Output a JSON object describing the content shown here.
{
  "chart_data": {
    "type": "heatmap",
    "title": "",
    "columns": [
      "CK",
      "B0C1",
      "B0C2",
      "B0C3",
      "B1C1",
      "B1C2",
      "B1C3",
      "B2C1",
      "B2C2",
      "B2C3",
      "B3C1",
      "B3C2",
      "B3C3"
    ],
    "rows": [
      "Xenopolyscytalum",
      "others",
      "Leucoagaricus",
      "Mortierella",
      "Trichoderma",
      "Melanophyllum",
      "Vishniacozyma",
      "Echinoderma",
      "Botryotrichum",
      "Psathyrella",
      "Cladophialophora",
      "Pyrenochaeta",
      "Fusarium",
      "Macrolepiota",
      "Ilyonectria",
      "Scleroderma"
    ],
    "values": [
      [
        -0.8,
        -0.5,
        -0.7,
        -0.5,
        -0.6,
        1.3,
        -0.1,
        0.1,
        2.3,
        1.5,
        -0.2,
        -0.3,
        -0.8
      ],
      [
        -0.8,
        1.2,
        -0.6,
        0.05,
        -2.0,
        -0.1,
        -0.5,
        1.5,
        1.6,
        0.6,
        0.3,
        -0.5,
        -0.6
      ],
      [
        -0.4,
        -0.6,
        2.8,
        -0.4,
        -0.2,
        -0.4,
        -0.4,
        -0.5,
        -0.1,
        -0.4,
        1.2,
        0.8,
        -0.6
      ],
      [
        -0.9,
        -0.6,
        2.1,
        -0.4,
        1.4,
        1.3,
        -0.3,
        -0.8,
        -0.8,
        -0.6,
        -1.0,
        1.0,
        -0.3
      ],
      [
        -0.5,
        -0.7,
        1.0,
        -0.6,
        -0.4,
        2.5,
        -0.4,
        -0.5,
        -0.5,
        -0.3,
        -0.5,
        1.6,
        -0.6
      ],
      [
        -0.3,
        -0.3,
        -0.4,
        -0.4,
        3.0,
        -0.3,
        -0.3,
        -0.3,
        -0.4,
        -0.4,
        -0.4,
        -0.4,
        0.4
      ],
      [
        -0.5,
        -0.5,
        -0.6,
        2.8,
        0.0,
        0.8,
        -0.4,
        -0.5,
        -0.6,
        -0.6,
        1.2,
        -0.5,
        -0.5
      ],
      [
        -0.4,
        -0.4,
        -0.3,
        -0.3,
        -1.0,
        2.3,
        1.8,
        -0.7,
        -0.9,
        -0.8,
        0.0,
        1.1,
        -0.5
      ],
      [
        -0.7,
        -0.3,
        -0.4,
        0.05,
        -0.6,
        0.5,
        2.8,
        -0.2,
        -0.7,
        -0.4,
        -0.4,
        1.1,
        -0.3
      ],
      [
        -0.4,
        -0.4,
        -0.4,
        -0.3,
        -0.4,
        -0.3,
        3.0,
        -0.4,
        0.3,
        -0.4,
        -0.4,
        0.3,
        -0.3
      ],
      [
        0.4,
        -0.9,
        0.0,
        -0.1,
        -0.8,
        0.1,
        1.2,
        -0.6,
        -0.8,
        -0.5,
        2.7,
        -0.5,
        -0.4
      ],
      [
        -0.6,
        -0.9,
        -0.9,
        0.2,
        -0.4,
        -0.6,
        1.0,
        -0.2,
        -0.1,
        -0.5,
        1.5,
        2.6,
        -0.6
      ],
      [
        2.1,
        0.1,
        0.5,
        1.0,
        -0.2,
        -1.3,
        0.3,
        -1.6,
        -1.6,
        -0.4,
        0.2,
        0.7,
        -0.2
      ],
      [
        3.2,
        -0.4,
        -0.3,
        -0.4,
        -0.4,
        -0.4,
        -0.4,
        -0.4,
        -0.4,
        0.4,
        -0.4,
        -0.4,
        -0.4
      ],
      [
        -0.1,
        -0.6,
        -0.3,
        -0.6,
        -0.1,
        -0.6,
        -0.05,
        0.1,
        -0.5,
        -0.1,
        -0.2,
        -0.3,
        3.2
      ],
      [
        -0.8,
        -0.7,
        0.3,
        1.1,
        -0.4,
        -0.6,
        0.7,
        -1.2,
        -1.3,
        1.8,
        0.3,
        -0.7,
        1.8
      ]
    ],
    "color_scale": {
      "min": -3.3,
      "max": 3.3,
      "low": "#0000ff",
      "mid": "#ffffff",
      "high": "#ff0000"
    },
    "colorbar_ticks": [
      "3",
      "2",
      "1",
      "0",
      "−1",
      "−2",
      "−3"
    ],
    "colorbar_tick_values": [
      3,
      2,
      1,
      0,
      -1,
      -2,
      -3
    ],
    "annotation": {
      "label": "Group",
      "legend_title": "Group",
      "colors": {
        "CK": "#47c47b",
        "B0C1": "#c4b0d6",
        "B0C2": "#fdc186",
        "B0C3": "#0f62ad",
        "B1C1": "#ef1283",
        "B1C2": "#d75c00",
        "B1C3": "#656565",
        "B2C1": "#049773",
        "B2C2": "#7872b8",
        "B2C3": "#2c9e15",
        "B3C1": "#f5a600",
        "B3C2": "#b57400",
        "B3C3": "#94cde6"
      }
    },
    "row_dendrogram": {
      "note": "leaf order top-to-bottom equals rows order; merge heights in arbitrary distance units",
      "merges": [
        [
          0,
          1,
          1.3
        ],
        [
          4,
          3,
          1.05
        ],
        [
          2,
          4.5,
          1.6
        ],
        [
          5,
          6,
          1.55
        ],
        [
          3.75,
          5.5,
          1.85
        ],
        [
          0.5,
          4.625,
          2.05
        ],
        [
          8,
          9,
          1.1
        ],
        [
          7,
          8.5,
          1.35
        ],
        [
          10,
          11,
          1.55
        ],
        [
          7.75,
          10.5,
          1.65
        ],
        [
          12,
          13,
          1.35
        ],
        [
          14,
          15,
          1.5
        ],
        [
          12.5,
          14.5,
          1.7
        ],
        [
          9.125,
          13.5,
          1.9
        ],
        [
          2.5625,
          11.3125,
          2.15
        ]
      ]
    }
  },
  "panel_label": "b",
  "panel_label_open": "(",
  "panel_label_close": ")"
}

....

■ Task instructions ■
Each entry is to be returned in full, character for character.

■ Answer to the task ■
Output a JSON object describing the content shown here.
{
  "chart_data": {
    "type": "heatmap",
    "title": "",
    "columns": [
      "CK",
      "B0C1",
      "B0C2",
      "B0C3",
      "B1C1",
      "B1C2",
      "B1C3",
      "B2C1",
      "B2C2",
      "B2C3",
      "B3C1",
      "B3C2",
      "B3C3"
    ],
    "rows": [
      "Xenopolyscytalum",
      "others",
      "Leucoagaricus",
      "Mortierella",
      "Trichoderma",
      "Melanophyllum",
      "Vishniacozyma",
      "Echinoderma",
      "Botryotrichum",
      "Psathyrella",
      "Cladophialophora",
      "Pyrenochaeta",
      "Fusarium",
      "Macrolepiota",
      "Ilyonectria",
      "Scleroderma"
    ],
    "values": [
      [
        -0.8,
        -0.5,
        -0.7,
        -0.5,
        -0.6,
        1.3,
        -0.1,
        0.1,
        2.3,
        1.5,
        -0.2,
        -0.3,
        -0.8
      ],
      [
        -0.8,
        1.2,
        -0.6,
        0.05,
        -2.0,
        -0.1,
        -0.5,
        1.5,
        1.6,
        0.6,
        0.3,
        -0.5,
        -0.6
      ],
      [
        -0.4,
        -0.6,
        2.8,
        -0.4,
        -0.2,
        -0.4,
        -0.4,
        -0.5,
        -0.1,
        -0.4,
        1.2,
        0.8,
        -0.6
      ],
      [
        -0.9,
        -0.6,
        2.1,
        -0.4,
        1.4,
        1.3,
        -0.3,
        -0.8,
        -0.8,
        -0.6,
        -1.0,
        1.0,
        -0.3
      ],
      [
        -0.5,
        -0.7,
        1.0,
        -0.6,
        -0.4,
        2.5,
        -0.4,
        -0.5,
        -0.5,
        -0.3,
        -0.5,
        1.6,
        -0.6
      ],
      [
        -0.3,
        -0.3,
        -0.4,
        -0.4,
        3.0,
        -0.3,
        -0.3,
        -0.3,
        -0.4,
        -0.4,
        -0.4,
        -0.4,
        0.4
      ],
      [
        -0.5,
        -0.5,
        -0.6,
        2.8,
        0.0,
        0.8,
        -0.4,
        -0.5,
        -0.6,
        -0.6,
        1.2,
        -0.5,
        -0.5
      ],
      [
        -0.4,
        -0.4,
        -0.3,
        -0.3,
        -1.0,
        2.3,
        1.8,
        -0.7,
        -0.9,
        -0.8,
        0.0,
        1.1,
        -0.5
      ],
      [
        -0.7,
        -0.3,
        -0.4,
        0.05,
        -0.6,
        0.5,
        2.8,
        -0.2,
        -0.7,
        -0.4,
        -0.4,
        1.1,
        -0.3
      ],
      [
        -0.4,
        -0.4,
        -0.4,
        -0.3,
        -0.4,
        -0.3,
        3.0,
        -0.4,
        0.3,
        -0.4,
        -0.4,
        0.3,
        -0.3
      ],
      [
        0.4,
        -0.9,
        0.0,
        -0.1,
        -0.8,
        0.1,
        1.2,
        -0.6,
        -0.8,
        -0.5,
        2.7,
        -0.5,
        -0.4
      ],
      [
        -0.6,
        -0.9,
        -0.9,
        0.2,
        -0.4,
        -0.6,
        1.0,
        -0.2,
        -0.1,
        -0.5,
        1.5,
        2.6,
        -0.6
      ],
      [
        2.1,
        0.1,
        0.5,
        1.0,
        -0.2,
        -1.3,
        0.3,
        -1.6,
        -1.6,
        -0.4,
        0.2,
        0.7,
        -0.2
      ],
      [
        3.2,
        -0.4,
        -0.3,
        -0.4,
        -0.4,
        -0.4,
        -0.4,
        -0.4,
        -0.4,
        0.4,
        -0.4,
        -0.4,
        -0.4
      ],
      [
        -0.1,
        -0.6,
        -0.3,
        -0.6,
        -0.1,
        -0.6,
        -0.05,
        0.1,
        -0.5,
        -0.1,
        -0.2,
        -0.3,
        3.2
      ],
      [
        -0.8,
        -0.7,
        0.3,
        1.1,
        -0.4,
        -0.6,
        0.7,
        -1.2,
        -1.3,
        1.8,
        0.3,
        -0.7,
        1.8
      ]
    ],
    "color_scale": {
      "min": -3.3,
      "max": 3.3,
      "low": "#0000ff",
      "mid": "#ffffff",
      "high": "#ff0000"
    },
    "colorbar_ticks": [
      "3",
      "2",
      "1",
      "0",
      "−1",
      "−2",
      "−3"
    ],
    "colorbar_tick_values": [
      3,
      2,
      1,
      0,
      -1,
      -2,
      -3
    ],
    "annotation": {
      "label": "Group",
      "legend_title": "Group",
      "colors": {
        "CK": "#47c47b",
        "B0C1": "#c4b0d6",
        "B0C2": "#fdc186",
        "B0C3": "#0f62ad",
        "B1C1": "#ef1283",
        "B1C2": "#d75c00",
        "B1C3": "#656565",
        "B2C1": "#049773",
        "B2C2": "#7872b8",
        "B2C3": "#2c9e15",
        "B3C1": "#f5a600",
        "B3C2": "#b57400",
        "B3C3": "#94cde6"
      }
    },
    "row_dendrogram": {
      "note": "leaf order top-to-bottom equals rows order; merge heights in arbitrary distance units",
      "merges": [
        [
          0,
          1,
          1.3
        ],
        [
          4,
          3,
          1.05
        ],
        [
          2,
          4.5,
          1.6
        ],
        [
          5,
          6,
          1.55
        ],
        [
          3.75,
          5.5,
          1.85
        ],
        [
          0.5,
          4.625,
          2.05
        ],
        [
          8,
          9,
          1.1
        ],
        [
          7,
          8.5,
          1.35
        ],
        [
          10,
          11,
          1.55
        ],
        [
          7.75,
          10.5,
          1.65
        ],
        [
          12,
          13,
          1.35
        ],
        [
          14,
          15,
          1.5
        ],
        [
          12.5,
          14.5,
          1.7
        ],
        [
          9.125,
          13.5,
          1.9
        ],
        [
          2.5625,
          11.3125,
          2.15
        ]
      ]
    }
  },
  "panel_label": "b",
  "panel_label_open": "(",
  "panel_label_close": ")"
}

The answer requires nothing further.